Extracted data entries
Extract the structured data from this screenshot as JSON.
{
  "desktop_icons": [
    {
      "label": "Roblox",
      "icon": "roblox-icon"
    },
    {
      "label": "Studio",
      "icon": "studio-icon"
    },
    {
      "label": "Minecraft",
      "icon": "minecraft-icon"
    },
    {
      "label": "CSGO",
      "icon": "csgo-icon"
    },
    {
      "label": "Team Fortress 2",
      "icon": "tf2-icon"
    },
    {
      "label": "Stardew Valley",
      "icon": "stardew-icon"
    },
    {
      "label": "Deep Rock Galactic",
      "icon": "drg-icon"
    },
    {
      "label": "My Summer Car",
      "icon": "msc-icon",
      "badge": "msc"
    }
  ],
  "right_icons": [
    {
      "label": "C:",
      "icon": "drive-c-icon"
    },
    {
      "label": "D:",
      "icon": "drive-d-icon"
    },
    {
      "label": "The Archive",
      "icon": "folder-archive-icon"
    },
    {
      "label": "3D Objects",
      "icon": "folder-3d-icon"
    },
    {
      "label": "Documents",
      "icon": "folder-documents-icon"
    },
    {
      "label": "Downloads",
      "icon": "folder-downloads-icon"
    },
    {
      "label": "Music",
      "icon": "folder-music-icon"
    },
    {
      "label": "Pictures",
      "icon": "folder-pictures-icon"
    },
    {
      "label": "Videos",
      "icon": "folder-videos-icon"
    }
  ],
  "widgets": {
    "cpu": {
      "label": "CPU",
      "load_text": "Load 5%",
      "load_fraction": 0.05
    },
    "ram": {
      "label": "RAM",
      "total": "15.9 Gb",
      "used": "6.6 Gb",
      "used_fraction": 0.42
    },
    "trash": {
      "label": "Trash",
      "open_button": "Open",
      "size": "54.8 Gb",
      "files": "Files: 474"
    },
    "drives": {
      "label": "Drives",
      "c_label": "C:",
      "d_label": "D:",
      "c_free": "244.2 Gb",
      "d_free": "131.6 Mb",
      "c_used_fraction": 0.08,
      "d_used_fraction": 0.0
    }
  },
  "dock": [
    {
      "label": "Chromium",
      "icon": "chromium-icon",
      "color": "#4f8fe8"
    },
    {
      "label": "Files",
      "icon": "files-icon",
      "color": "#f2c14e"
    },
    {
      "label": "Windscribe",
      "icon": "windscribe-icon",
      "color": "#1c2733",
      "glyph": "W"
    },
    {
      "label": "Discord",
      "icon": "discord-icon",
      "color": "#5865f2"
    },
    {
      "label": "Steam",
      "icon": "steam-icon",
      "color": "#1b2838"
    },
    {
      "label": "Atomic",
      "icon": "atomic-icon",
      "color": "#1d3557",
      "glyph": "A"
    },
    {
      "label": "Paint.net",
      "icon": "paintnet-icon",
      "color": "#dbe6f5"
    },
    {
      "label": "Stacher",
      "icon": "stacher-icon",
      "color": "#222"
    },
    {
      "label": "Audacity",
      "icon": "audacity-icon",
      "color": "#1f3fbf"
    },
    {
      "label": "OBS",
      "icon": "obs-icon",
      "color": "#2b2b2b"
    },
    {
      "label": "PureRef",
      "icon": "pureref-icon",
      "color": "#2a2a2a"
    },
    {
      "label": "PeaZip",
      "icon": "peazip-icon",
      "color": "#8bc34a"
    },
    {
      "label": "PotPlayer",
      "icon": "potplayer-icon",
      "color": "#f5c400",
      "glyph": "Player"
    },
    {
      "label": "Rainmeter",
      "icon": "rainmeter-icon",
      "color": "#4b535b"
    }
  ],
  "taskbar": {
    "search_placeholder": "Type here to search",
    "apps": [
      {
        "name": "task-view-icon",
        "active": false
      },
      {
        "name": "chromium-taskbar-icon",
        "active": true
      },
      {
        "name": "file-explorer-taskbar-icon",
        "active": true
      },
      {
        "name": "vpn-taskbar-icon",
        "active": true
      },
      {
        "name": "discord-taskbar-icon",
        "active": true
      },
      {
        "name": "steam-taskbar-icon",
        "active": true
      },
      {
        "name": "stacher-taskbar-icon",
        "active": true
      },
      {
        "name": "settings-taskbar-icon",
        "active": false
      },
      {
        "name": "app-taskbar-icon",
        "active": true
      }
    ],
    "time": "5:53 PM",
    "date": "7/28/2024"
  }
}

• TASK GOAL
Your task is to reproduce all of the records exactly.

• THE RESPONSE
Extract the structured data from this screenshot as JSON.
{
  "desktop_icons": [
    {
      "label": "Roblox",
      "icon": "roblox-icon"
    },
    {
      "label": "Studio",
      "icon": "studio-icon"
    },
    {
      "label": "Minecraft",
      "icon": "minecraft-icon"
    },
    {
      "label": "CSGO",
      "icon": "csgo-icon"
    },
    {
      "label": "Team Fortress 2",
      "icon": "tf2-icon"
    },
    {
      "label": "Stardew Valley",
      "icon": "stardew-icon"
    },
    {
      "label": "Deep Rock Galactic",
      "icon": "drg-icon"
    },
    {
      "label": "My Summer Car",
      "icon": "msc-icon",
      "badge": "msc"
    }
  ],
  "right_icons": [
    {
      "label": "C:",
      "icon": "drive-c-icon"
    },
    {
      "label": "D:",
      "icon": "drive-d-icon"
    },
    {
      "label": "The Archive",
      "icon": "folder-archive-icon"
    },
    {
      "label": "3D Objects",
      "icon": "folder-3d-icon"
    },
    {
      "label": "Documents",
      "icon": "folder-documents-icon"
    },
    {
      "label": "Downloads",
      "icon": "folder-downloads-icon"
    },
    {
      "label": "Music",
      "icon": "folder-music-icon"
    },
    {
      "label": "Pictures",
      "icon": "folder-pictures-icon"
    },
    {
      "label": "Videos",
      "icon": "folder-videos-icon"
    }
  ],
  "widgets": {
    "cpu": {
      "label": "CPU",
      "load_text": "Load 5%",
      "load_fraction": 0.05
    },
    "ram": {
      "label": "RAM",
      "total": "15.9 Gb",
      "used": "6.6 Gb",
      "used_fraction": 0.42
    },
    "trash": {
      "label": "Trash",
      "open_button": "Open",
      "size": "54.8 Gb",
      "files": "Files: 474"
    },
    "drives": {
      "label": "Drives",
      "c_label": "C:",
      "d_label": "D:",
      "c_free": "244.2 Gb",
      "d_free": "131.6 Mb",
      "c_used_fraction": 0.08,
      "d_used_fraction": 0.0
    }
  },
  "dock": [
    {
      "label": "Chromium",
      "icon": "chromium-icon",
      "color": "#4f8fe8"
    },
    {
      "label": "Files",
      "icon": "files-icon",
      "color": "#f2c14e"
    },
    {
      "label": "Windscribe",
      "icon": "windscribe-icon",
      "color": "#1c2733",
      "glyph": "W"
    },
    {
      "label": "Discord",
      "icon": "discord-icon",
      "color": "#5865f2"
    },
    {
      "label": "Steam",
      "icon": "steam-icon",
      "color": "#1b2838"
    },
    {
      "label": "Atomic",
      "icon": "atomic-icon",
      "color": "#1d3557",
      "glyph": "A"
    },
    {
      "label": "Paint.net",
      "icon": "paintnet-icon",
      "color": "#dbe6f5"
    },
    {
      "label": "Stacher",
      "icon": "stacher-icon",
      "color": "#222"
    },
    {
      "label": "Audacity",
      "icon": "audacity-icon",
      "color": "#1f3fbf"
    },
    {
      "label": "OBS",
      "icon": "obs-icon",
      "color": "#2b2b2b"
    },
    {
      "label": "PureRef",
      "icon": "pureref-icon",
      "color": "#2a2a2a"
    },
    {
      "label": "PeaZip",
      "icon": "peazip-icon",
      "color": "#8bc34a"
    },
    {
      "label": "PotPlayer",
      "icon": "potplayer-icon",
      "color": "#f5c400",
      "glyph": "Player"
    },
    {
      "label": "Rainmeter",
      "icon": "rainmeter-icon",
      "color": "#4b535b"
    }
  ],
  "taskbar": {
    "search_placeholder": "Type here to search",
    "apps": [
      {
        "name": "task-view-icon",
        "active": false
      },
      {
        "name": "chromium-taskbar-icon",
        "active": true
      },
      {
        "name": "file-explorer-taskbar-icon",
        "active": true
      },
      {
        "name": "vpn-taskbar-icon",
        "active": true
      },
      {
        "name": "discord-taskbar-icon",
        "active": true
      },
      {
        "name": "steam-taskbar-icon",
        "active": true
      },
      {
        "name": "stacher-taskbar-icon",
        "active": true
      },
      {
        "name": "settings-taskbar-icon",
        "active": false
      },
      {
        "name": "app-taskbar-icon",
        "active": true
      }
    ],
    "time": "5:53 PM",
    "date": "7/28/2024"
  }
}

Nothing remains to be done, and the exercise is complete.